> **EXERCISE REQUIREMENTS**:
Extract and list every line that contains the word "Heliocentric".

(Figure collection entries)
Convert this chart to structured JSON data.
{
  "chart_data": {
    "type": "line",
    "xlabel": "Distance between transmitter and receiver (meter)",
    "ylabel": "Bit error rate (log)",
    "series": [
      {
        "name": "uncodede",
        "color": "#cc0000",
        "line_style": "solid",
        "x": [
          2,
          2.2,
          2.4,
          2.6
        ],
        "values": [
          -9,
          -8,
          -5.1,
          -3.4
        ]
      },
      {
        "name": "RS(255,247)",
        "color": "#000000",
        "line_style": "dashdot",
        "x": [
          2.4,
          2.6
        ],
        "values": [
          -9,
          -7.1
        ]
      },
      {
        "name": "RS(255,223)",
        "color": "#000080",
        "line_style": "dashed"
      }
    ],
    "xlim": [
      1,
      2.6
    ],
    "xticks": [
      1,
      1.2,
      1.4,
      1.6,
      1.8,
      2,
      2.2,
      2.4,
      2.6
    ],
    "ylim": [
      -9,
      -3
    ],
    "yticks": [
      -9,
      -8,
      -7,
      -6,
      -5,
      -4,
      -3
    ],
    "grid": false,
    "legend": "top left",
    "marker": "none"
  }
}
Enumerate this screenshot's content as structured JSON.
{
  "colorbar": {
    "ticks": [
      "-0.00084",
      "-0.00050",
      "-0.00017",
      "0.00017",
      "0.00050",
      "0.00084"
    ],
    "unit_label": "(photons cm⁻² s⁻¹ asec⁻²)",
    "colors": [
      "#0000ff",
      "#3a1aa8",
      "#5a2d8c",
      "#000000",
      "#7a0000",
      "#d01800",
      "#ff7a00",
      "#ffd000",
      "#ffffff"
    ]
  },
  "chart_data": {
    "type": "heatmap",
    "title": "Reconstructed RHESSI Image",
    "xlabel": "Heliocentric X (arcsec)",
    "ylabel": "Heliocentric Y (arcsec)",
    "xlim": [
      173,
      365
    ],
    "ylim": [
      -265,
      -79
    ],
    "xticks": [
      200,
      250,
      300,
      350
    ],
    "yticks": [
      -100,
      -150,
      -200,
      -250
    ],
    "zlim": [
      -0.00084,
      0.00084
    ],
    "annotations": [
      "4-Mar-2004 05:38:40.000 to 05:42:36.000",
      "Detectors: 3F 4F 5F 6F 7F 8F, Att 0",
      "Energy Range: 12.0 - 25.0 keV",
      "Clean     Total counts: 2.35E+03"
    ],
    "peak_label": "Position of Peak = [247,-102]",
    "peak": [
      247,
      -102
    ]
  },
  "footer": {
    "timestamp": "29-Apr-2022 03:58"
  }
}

> **REPLY TO THE EXERCISE**:
    "xlabel": "Heliocentric X (arcsec)",
    "ylabel": "Heliocentric Y (arcsec)",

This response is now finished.